_Record excerpts:_
#####
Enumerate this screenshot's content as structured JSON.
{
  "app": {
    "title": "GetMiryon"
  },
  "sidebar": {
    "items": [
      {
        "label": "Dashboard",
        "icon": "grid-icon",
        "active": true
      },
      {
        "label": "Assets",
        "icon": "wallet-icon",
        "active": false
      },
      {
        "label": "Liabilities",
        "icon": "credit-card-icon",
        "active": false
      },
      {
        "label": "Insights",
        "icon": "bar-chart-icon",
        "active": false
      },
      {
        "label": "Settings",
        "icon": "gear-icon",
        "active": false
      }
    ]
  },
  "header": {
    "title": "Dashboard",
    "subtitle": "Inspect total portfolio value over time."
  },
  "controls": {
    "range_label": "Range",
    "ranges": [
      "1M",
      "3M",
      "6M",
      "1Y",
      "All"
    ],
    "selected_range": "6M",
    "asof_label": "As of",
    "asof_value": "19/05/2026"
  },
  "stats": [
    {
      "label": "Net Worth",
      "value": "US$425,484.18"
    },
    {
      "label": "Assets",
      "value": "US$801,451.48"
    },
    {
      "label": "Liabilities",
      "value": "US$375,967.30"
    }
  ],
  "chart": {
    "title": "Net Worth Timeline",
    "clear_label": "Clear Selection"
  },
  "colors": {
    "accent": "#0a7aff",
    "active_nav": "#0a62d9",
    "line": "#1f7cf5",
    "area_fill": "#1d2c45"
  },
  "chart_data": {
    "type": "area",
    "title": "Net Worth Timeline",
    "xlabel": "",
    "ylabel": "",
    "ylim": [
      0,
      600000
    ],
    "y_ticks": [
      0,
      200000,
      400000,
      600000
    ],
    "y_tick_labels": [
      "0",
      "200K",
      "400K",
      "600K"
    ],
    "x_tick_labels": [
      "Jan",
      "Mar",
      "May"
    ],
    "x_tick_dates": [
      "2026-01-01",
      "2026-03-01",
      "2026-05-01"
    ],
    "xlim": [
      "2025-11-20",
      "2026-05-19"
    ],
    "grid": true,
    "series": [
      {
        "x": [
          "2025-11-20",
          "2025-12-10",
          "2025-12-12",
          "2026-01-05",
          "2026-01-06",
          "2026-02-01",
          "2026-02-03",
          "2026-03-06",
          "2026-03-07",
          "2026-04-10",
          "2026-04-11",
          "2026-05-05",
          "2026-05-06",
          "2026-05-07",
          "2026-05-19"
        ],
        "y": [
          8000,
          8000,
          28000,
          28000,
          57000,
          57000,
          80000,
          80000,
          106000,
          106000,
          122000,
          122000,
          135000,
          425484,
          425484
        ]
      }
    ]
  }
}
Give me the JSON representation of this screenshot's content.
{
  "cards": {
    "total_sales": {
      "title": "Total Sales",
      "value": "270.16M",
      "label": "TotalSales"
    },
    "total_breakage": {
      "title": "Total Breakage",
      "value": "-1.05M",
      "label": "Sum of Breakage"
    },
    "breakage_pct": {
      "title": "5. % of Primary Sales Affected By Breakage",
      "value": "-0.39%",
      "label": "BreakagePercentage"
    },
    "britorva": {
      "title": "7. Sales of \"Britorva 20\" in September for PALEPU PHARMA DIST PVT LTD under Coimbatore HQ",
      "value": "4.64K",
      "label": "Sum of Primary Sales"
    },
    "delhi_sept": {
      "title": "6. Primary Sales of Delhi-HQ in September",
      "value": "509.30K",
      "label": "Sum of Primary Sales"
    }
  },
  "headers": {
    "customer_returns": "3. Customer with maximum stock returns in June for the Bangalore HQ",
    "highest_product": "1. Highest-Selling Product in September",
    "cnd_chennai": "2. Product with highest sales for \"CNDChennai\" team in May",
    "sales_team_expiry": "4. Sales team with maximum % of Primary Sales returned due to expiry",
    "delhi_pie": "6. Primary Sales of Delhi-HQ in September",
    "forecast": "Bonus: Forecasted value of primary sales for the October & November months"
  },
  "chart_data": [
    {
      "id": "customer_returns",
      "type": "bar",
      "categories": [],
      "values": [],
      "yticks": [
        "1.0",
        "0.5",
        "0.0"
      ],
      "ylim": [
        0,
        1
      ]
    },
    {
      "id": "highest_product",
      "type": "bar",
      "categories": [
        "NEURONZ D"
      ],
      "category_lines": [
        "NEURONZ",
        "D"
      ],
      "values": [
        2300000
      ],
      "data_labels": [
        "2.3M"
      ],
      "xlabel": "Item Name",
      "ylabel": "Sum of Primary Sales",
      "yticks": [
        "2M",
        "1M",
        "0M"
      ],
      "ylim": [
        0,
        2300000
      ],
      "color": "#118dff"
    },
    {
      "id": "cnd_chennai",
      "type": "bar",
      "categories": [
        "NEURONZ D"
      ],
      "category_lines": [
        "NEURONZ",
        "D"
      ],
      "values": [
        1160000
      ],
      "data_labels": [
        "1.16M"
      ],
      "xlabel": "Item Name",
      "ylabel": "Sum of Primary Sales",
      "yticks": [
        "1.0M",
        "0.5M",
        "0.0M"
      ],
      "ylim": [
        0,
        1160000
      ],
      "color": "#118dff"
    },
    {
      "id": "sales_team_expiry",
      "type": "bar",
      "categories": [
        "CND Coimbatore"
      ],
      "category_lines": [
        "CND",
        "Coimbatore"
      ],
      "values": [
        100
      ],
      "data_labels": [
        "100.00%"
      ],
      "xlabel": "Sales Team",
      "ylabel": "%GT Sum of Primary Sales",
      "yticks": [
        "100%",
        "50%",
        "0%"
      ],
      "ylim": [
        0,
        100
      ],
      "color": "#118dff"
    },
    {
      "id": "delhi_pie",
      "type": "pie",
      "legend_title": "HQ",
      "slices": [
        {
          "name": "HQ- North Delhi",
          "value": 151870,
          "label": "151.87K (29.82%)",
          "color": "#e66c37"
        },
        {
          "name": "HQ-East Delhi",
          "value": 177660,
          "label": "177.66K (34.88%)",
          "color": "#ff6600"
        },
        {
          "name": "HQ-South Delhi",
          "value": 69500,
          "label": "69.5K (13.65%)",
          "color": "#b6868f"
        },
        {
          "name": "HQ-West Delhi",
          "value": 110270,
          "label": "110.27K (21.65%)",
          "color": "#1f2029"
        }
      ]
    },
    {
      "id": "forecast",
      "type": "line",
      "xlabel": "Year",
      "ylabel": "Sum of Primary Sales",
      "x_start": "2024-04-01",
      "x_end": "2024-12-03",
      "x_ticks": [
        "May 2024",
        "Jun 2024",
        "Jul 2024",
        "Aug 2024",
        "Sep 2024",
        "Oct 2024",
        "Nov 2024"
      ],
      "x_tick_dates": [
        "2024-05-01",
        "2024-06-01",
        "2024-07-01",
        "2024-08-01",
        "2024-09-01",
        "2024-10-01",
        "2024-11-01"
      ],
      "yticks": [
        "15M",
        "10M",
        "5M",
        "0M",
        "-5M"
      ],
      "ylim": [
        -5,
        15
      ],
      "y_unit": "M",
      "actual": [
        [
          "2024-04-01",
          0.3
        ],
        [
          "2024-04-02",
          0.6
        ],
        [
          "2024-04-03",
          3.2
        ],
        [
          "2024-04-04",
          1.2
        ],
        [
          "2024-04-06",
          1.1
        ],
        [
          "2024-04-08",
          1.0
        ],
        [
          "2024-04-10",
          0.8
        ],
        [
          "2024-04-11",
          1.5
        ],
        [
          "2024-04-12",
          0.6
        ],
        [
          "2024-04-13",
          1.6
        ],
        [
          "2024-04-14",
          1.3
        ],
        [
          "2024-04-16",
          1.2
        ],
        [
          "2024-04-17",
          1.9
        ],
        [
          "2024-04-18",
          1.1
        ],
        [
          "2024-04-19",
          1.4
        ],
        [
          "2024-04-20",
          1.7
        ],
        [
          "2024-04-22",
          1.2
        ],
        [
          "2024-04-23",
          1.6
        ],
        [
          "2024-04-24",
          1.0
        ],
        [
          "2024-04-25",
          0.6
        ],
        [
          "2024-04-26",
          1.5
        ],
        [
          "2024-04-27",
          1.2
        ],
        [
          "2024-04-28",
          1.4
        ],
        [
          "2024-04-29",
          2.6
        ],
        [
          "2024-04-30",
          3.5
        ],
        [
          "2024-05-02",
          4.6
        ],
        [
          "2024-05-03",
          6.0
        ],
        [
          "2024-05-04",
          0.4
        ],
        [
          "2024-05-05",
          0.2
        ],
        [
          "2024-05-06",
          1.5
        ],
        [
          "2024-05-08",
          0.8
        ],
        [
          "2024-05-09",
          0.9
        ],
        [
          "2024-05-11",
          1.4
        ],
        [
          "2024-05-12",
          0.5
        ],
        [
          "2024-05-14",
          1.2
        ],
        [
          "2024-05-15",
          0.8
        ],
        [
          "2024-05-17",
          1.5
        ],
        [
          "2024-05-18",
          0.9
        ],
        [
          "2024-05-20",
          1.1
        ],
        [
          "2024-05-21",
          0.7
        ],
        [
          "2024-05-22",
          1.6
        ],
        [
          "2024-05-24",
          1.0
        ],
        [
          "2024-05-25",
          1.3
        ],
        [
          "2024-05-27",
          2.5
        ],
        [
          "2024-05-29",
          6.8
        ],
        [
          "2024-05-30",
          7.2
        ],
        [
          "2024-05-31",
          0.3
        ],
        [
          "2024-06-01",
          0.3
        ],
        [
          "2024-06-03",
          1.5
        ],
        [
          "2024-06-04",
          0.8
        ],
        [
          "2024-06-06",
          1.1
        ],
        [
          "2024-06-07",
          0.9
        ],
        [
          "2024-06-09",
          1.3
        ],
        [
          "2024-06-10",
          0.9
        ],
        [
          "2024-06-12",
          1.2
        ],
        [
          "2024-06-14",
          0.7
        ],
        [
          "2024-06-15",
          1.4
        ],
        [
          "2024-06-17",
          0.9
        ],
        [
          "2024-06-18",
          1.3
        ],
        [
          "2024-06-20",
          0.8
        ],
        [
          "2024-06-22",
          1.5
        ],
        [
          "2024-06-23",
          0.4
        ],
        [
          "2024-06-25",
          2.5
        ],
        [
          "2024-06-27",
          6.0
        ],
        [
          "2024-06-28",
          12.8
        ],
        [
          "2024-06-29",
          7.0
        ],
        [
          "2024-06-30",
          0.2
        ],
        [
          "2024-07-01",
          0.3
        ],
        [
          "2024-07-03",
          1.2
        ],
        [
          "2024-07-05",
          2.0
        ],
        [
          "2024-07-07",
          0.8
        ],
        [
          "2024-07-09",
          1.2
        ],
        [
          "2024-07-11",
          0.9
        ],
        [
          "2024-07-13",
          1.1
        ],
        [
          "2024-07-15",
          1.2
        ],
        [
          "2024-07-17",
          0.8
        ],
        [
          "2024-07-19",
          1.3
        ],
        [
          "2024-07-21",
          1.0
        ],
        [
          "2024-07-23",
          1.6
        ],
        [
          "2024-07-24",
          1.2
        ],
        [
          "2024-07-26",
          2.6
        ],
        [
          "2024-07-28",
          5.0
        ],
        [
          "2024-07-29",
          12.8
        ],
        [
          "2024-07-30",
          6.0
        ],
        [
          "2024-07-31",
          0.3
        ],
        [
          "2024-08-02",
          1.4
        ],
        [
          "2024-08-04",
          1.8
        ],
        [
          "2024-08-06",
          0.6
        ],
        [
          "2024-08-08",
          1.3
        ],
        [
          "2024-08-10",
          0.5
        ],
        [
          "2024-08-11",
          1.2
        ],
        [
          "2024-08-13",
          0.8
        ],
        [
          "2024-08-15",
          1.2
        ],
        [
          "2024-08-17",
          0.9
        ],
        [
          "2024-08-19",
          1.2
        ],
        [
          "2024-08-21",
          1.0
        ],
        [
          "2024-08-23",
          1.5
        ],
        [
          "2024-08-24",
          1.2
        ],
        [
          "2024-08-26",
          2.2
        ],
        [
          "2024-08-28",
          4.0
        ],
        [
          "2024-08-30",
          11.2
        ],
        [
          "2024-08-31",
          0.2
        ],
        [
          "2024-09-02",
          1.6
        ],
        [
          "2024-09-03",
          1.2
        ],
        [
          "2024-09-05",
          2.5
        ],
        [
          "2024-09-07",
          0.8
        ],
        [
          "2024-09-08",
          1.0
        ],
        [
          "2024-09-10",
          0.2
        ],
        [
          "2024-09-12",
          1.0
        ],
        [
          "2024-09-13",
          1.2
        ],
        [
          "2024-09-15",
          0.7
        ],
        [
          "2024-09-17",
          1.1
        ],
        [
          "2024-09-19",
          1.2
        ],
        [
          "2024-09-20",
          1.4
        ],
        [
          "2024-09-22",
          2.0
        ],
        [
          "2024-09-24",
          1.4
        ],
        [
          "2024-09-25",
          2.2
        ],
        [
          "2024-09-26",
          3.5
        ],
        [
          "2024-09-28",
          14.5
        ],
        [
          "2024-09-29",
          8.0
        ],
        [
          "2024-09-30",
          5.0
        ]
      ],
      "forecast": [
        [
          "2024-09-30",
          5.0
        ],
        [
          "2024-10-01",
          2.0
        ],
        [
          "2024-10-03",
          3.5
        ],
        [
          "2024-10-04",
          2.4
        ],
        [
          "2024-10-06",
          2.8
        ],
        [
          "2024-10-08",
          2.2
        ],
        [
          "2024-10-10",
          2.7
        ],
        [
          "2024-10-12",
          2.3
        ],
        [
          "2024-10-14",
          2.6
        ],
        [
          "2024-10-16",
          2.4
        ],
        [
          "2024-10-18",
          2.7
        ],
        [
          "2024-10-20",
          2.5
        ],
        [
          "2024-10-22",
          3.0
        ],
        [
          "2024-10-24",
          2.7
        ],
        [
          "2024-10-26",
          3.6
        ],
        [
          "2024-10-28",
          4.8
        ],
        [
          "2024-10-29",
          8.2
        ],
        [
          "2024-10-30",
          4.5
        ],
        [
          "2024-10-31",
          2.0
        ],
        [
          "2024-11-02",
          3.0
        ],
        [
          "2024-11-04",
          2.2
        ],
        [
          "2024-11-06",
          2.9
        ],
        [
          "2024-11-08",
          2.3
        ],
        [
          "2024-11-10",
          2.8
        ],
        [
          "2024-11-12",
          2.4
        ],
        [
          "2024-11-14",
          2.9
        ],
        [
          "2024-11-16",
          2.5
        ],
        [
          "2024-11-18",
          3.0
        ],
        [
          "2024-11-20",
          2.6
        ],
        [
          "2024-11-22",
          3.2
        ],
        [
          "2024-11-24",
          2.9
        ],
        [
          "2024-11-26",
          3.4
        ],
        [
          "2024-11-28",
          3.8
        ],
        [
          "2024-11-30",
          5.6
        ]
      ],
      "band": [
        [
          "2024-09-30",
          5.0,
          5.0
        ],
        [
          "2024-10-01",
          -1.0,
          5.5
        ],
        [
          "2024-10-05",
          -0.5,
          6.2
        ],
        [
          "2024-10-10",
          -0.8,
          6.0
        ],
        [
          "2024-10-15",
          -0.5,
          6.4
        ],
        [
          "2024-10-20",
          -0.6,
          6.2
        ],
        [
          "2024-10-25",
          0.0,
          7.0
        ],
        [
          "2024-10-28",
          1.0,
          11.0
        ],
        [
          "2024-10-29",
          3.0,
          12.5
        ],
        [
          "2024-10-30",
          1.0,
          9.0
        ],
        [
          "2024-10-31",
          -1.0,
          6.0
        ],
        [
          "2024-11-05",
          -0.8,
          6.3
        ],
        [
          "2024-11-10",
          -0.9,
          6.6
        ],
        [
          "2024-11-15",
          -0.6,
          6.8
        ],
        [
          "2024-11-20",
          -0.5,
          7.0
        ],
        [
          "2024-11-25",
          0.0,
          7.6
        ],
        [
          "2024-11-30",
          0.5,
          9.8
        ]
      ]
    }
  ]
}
#####
_Description of the task:_ For the entries above, state how many lines contain the word "this". Provide the number by itself.

_The completed task:_ 2